**The request**
Update the items from the very first line through the line containing "- y-axis-tick-label: -140: [593, 440, 616, 452]", giving that stretch again with every "x-axis-top-tick-label" changed to "top-axis-tick-label". Leave everything else as it is.

Element position data:
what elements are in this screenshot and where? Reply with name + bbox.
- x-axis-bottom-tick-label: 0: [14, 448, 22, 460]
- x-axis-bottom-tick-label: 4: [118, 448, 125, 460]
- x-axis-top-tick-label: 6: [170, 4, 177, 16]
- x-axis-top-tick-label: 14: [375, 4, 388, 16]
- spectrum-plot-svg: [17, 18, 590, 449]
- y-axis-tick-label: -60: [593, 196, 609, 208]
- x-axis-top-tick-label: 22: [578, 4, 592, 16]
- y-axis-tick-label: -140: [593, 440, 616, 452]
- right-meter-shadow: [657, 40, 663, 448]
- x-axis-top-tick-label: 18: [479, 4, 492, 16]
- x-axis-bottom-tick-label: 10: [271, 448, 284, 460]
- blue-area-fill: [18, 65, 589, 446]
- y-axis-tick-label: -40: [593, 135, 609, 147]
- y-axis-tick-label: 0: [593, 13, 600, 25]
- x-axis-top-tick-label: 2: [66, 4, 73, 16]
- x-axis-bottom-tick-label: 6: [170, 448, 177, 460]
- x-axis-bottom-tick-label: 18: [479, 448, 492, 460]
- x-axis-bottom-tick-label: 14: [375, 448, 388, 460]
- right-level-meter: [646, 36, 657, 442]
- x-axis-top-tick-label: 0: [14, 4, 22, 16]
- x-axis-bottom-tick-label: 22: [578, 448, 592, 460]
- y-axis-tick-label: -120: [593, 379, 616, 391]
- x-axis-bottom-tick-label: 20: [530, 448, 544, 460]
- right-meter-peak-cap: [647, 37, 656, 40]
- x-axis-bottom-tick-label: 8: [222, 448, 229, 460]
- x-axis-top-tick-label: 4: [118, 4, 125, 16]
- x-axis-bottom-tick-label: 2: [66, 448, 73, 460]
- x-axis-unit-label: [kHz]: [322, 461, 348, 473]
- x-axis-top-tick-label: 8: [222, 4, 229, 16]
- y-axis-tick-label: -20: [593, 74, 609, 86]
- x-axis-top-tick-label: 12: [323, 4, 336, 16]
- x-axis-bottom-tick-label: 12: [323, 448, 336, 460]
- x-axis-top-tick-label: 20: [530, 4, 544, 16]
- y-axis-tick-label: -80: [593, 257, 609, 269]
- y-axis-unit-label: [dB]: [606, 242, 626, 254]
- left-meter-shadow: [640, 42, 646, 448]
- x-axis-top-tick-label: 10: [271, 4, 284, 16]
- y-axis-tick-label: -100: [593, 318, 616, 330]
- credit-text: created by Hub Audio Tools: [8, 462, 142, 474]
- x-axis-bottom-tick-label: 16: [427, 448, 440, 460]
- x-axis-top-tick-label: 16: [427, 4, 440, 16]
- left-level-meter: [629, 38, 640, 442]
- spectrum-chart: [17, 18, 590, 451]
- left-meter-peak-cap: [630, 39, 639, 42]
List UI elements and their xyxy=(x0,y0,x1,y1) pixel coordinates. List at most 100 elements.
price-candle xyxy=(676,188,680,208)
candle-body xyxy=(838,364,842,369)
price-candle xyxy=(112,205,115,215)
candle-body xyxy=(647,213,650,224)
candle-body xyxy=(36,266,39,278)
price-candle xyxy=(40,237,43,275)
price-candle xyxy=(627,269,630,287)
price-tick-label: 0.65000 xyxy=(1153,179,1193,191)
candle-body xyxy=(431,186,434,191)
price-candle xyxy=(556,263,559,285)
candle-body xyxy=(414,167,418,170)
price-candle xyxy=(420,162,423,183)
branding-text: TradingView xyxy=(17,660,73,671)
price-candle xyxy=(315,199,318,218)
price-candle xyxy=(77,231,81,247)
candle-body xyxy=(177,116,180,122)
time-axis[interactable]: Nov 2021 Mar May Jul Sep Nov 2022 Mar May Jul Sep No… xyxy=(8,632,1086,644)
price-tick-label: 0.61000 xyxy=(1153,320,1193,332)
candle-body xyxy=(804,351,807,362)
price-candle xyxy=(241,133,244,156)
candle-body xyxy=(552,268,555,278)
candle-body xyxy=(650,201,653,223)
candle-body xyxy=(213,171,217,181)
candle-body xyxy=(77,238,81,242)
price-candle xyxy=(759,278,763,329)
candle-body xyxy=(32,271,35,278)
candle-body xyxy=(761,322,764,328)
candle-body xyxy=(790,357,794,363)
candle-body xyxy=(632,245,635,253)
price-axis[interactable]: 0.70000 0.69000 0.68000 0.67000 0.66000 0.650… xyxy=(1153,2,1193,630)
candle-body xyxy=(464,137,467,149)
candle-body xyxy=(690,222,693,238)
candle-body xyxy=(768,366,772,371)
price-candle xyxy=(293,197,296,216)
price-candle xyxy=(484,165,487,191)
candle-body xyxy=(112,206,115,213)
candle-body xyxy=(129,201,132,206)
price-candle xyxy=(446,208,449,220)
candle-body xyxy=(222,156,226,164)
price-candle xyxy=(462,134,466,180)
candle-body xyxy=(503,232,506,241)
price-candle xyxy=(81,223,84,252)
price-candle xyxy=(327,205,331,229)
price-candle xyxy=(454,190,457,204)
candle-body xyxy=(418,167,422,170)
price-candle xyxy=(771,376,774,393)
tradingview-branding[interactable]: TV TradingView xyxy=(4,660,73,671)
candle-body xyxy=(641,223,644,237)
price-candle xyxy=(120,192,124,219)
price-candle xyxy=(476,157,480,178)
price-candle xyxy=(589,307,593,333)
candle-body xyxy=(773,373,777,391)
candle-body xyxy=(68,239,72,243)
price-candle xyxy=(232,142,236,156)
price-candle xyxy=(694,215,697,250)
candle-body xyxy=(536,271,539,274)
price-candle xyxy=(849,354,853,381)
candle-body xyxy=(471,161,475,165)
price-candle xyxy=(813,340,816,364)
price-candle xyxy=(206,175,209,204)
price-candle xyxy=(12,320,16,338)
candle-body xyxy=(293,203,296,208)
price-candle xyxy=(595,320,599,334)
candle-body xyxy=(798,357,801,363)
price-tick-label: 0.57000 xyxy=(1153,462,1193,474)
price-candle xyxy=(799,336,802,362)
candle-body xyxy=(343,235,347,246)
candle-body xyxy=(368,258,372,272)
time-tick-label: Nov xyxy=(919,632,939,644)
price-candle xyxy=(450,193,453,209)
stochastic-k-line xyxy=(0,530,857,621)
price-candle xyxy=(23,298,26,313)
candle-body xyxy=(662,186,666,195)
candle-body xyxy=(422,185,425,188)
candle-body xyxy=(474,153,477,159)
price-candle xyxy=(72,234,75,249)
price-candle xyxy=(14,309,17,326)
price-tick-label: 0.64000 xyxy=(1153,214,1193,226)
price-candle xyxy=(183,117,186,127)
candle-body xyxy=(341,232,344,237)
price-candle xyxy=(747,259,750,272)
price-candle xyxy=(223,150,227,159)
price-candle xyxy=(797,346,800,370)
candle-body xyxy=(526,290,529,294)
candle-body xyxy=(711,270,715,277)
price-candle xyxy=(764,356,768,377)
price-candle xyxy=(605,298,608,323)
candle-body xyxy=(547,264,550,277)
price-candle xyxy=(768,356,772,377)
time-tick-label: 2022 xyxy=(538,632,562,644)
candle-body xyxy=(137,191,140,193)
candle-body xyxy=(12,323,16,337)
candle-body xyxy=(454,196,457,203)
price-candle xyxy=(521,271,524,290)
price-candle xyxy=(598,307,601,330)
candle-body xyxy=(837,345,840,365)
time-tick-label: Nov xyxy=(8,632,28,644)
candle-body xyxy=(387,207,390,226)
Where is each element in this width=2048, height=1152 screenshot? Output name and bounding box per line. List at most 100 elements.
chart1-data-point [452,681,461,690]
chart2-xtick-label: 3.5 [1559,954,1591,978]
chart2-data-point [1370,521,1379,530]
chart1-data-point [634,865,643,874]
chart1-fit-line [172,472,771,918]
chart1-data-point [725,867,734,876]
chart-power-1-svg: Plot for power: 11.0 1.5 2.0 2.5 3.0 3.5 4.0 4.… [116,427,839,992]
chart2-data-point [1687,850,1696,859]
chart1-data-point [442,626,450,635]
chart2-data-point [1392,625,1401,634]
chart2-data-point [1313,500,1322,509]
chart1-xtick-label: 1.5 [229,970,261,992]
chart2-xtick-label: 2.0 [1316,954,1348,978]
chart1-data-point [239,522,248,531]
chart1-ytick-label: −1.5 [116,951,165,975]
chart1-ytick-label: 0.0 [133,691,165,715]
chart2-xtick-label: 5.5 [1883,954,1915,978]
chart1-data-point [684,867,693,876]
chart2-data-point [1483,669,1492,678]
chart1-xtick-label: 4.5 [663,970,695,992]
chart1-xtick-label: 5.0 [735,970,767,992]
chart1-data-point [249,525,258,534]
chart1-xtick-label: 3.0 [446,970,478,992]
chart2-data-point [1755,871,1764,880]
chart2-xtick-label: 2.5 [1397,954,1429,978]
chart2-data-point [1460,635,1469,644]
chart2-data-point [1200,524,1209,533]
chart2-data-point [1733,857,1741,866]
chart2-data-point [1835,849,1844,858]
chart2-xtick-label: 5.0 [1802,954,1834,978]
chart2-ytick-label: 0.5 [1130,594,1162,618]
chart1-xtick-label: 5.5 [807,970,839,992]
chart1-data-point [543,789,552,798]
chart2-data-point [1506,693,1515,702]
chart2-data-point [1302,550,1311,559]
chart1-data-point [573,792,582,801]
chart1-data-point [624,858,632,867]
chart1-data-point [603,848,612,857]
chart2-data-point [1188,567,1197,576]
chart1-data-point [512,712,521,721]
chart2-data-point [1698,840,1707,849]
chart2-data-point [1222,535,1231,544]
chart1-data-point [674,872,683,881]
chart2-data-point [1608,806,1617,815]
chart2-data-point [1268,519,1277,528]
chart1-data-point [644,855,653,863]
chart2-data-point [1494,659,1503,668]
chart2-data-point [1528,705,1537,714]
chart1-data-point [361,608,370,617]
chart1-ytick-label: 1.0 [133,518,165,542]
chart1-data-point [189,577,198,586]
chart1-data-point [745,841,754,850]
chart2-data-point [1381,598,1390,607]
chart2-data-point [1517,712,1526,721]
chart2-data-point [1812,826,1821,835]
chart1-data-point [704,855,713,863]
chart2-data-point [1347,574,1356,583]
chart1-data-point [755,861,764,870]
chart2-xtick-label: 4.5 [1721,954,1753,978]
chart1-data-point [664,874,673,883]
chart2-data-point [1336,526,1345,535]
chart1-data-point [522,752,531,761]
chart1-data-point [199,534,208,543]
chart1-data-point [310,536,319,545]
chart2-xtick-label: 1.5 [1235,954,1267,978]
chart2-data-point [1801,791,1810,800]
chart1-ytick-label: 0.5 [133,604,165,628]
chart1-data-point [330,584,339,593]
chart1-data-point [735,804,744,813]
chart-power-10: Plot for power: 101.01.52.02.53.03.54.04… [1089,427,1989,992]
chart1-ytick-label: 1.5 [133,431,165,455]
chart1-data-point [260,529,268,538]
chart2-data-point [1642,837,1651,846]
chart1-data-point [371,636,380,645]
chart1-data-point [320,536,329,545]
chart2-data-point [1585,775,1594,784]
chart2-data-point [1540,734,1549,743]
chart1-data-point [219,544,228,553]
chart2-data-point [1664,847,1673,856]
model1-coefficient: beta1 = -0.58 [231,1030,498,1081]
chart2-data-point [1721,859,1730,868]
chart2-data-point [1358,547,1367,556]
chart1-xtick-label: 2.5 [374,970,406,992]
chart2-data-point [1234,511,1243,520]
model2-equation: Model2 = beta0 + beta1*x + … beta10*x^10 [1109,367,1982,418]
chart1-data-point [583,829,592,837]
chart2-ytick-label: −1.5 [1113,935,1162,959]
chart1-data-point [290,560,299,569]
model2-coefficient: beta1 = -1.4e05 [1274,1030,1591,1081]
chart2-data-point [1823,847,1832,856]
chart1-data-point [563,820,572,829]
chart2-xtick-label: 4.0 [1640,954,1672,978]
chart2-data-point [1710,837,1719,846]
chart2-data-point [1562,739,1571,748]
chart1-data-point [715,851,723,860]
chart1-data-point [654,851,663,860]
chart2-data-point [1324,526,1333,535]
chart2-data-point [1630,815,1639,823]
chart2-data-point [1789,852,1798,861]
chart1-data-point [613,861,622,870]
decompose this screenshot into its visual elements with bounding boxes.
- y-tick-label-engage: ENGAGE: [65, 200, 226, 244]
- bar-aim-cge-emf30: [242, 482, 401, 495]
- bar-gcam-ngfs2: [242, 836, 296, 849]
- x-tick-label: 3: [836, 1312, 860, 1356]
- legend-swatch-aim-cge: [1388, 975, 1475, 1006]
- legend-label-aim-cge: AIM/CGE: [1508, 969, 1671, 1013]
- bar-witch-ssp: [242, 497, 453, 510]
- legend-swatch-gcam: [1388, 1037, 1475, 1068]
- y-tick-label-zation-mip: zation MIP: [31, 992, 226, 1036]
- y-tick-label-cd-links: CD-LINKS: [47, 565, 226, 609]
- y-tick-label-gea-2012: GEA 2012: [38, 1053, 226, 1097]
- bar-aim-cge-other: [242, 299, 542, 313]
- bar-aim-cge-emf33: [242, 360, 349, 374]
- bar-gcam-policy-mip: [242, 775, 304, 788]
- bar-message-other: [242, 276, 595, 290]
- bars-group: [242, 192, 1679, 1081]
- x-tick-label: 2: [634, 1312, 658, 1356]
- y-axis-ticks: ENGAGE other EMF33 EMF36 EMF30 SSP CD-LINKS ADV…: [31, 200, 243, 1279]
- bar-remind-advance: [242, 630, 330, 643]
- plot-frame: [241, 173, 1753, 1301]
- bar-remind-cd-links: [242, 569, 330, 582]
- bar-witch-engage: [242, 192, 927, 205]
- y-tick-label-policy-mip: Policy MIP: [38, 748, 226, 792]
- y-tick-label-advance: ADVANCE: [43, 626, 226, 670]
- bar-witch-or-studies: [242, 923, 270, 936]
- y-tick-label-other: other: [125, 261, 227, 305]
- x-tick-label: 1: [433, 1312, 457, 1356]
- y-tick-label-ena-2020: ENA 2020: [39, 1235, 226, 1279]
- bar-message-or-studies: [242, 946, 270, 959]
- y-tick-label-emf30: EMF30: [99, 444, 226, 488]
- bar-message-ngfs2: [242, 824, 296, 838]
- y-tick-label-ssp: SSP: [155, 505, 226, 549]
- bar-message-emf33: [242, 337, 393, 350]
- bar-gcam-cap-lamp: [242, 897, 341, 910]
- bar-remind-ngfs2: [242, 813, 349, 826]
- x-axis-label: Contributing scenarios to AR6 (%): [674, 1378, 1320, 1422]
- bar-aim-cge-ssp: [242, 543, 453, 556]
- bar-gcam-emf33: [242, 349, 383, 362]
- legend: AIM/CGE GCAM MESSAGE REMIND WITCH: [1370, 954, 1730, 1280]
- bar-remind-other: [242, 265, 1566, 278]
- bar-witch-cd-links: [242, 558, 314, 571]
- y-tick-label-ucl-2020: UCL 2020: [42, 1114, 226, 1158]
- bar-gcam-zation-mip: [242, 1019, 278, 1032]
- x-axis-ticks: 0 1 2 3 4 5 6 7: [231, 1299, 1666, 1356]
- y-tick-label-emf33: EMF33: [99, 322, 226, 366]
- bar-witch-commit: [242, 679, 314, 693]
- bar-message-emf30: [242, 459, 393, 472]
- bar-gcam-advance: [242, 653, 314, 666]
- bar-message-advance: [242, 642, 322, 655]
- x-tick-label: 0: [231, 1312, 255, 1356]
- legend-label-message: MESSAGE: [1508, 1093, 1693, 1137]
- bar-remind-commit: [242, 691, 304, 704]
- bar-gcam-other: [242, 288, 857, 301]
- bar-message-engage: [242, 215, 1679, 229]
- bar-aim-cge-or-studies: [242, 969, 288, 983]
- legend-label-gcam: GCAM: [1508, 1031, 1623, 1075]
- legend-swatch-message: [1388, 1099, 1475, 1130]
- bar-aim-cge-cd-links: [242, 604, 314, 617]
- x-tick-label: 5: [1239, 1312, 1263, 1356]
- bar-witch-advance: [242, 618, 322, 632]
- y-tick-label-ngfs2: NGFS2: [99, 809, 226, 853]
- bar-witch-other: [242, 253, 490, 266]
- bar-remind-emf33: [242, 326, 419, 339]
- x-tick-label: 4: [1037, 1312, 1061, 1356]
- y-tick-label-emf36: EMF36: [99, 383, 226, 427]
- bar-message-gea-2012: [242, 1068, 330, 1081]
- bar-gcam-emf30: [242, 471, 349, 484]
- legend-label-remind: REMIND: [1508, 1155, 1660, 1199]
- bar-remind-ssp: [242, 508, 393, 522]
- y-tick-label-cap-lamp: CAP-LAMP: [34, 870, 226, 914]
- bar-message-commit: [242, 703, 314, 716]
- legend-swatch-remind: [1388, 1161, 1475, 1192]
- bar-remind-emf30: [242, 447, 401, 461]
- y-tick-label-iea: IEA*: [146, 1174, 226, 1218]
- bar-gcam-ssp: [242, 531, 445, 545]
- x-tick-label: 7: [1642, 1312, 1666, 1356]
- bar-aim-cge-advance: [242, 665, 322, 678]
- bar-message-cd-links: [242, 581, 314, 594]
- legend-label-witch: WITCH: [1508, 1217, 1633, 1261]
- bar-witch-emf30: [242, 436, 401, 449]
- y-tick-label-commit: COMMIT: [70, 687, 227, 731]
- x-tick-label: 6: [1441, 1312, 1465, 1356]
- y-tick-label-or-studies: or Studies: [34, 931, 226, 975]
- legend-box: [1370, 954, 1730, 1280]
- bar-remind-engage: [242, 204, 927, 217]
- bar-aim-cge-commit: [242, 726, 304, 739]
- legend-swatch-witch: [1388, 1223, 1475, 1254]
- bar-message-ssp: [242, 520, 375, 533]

**Solution to this task**
what elements are in this screenshot and where? Reply with name + bbox.
- x-axis-bottom-tick-label: 0: [14, 448, 22, 460]
- x-axis-bottom-tick-label: 4: [118, 448, 125, 460]
- top-axis-tick-label: 6: [170, 4, 177, 16]
- top-axis-tick-label: 14: [375, 4, 388, 16]
- spectrum-plot-svg: [17, 18, 590, 449]
- y-axis-tick-label: -60: [593, 196, 609, 208]
- top-axis-tick-label: 22: [578, 4, 592, 16]
- y-axis-tick-label: -140: [593, 440, 616, 452]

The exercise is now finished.